Only the lines holding the string "color" are needed. Copy each one.
★ ★ ★ ★
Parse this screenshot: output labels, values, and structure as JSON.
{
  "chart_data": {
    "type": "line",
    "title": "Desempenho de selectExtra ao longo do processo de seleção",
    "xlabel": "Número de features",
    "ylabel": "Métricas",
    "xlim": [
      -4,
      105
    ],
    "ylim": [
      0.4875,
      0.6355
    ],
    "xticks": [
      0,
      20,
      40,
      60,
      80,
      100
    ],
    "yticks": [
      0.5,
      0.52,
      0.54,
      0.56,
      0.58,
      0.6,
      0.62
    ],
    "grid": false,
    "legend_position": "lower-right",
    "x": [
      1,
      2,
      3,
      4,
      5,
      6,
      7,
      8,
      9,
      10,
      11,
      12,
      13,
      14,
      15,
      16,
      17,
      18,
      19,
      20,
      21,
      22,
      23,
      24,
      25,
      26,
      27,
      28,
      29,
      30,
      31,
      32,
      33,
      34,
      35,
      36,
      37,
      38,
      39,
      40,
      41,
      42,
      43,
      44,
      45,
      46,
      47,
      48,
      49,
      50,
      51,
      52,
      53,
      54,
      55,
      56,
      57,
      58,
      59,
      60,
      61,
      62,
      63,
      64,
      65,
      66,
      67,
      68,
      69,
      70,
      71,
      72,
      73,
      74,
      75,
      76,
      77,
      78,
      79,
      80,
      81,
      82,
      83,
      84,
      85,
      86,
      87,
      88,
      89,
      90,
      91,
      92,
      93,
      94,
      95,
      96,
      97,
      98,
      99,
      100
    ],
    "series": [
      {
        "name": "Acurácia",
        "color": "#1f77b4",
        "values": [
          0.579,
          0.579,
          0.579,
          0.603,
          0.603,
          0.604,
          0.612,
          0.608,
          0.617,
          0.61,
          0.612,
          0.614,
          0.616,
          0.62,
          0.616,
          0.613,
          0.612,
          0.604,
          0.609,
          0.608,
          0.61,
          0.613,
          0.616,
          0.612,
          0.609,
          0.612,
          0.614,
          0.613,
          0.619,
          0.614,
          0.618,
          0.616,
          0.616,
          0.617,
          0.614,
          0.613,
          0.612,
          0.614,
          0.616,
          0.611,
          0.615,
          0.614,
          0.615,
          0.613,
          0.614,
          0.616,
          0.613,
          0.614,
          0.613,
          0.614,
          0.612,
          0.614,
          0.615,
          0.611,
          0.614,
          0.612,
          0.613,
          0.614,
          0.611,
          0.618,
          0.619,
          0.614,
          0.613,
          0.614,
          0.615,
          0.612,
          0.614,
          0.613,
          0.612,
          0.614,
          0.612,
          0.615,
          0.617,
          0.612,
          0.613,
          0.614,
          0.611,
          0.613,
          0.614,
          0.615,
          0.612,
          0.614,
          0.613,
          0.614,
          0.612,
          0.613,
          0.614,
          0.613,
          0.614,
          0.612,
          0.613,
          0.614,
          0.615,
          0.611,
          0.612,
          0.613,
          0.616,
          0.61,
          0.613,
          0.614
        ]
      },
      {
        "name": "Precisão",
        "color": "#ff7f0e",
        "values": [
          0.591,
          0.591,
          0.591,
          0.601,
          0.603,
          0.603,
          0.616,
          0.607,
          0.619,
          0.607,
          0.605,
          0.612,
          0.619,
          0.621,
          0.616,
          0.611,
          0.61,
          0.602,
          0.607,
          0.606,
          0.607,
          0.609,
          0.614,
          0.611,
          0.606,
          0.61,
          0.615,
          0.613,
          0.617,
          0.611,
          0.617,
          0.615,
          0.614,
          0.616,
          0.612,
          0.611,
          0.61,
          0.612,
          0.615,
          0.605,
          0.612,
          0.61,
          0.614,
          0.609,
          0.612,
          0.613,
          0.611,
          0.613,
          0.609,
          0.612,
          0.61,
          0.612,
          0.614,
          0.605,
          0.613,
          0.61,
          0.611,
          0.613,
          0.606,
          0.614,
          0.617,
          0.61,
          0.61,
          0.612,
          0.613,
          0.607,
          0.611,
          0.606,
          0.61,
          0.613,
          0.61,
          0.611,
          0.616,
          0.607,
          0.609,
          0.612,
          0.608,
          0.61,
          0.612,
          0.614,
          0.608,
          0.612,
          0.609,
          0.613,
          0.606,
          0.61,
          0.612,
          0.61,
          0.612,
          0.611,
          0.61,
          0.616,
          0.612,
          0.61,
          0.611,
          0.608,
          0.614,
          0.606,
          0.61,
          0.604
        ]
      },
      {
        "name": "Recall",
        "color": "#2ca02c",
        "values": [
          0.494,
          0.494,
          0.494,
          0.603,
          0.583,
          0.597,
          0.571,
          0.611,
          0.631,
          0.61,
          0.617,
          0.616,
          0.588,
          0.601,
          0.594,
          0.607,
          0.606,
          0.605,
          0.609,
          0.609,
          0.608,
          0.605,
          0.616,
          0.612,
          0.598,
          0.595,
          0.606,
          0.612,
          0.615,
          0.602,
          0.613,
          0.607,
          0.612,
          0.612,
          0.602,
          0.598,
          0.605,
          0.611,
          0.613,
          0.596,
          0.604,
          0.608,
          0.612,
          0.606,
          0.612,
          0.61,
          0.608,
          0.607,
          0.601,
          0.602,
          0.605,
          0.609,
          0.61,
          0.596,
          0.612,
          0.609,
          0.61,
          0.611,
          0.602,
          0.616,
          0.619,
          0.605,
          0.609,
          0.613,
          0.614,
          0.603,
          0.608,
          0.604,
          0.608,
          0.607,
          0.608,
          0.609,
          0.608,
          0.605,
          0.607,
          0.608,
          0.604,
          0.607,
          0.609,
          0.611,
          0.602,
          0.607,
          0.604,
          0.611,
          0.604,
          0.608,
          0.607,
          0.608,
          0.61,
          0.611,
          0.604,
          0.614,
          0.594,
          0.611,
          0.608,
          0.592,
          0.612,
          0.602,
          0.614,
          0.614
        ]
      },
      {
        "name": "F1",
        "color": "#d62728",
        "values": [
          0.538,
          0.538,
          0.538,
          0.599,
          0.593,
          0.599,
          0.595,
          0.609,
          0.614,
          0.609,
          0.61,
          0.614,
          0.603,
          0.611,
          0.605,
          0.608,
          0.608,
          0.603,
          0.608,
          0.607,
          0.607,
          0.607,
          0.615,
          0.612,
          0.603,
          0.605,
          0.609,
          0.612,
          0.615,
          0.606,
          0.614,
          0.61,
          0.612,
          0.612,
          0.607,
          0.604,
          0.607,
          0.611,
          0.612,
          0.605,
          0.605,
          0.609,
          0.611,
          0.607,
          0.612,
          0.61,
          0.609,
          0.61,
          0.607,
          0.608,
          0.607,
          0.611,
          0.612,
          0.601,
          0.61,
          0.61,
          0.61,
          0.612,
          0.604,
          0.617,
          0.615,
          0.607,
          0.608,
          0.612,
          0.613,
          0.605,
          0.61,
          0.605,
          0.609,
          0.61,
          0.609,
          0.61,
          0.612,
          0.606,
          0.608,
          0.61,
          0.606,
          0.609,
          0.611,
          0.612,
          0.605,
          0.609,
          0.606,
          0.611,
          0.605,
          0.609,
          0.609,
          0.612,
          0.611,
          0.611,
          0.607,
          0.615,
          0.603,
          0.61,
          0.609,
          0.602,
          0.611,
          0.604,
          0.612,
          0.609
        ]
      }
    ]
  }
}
★ ★ ★ ★
- FINAL ANSWER -
        "color": "#1f77b4",
        "color": "#ff7f0e",
        "color": "#2ca02c",
        "color": "#d62728",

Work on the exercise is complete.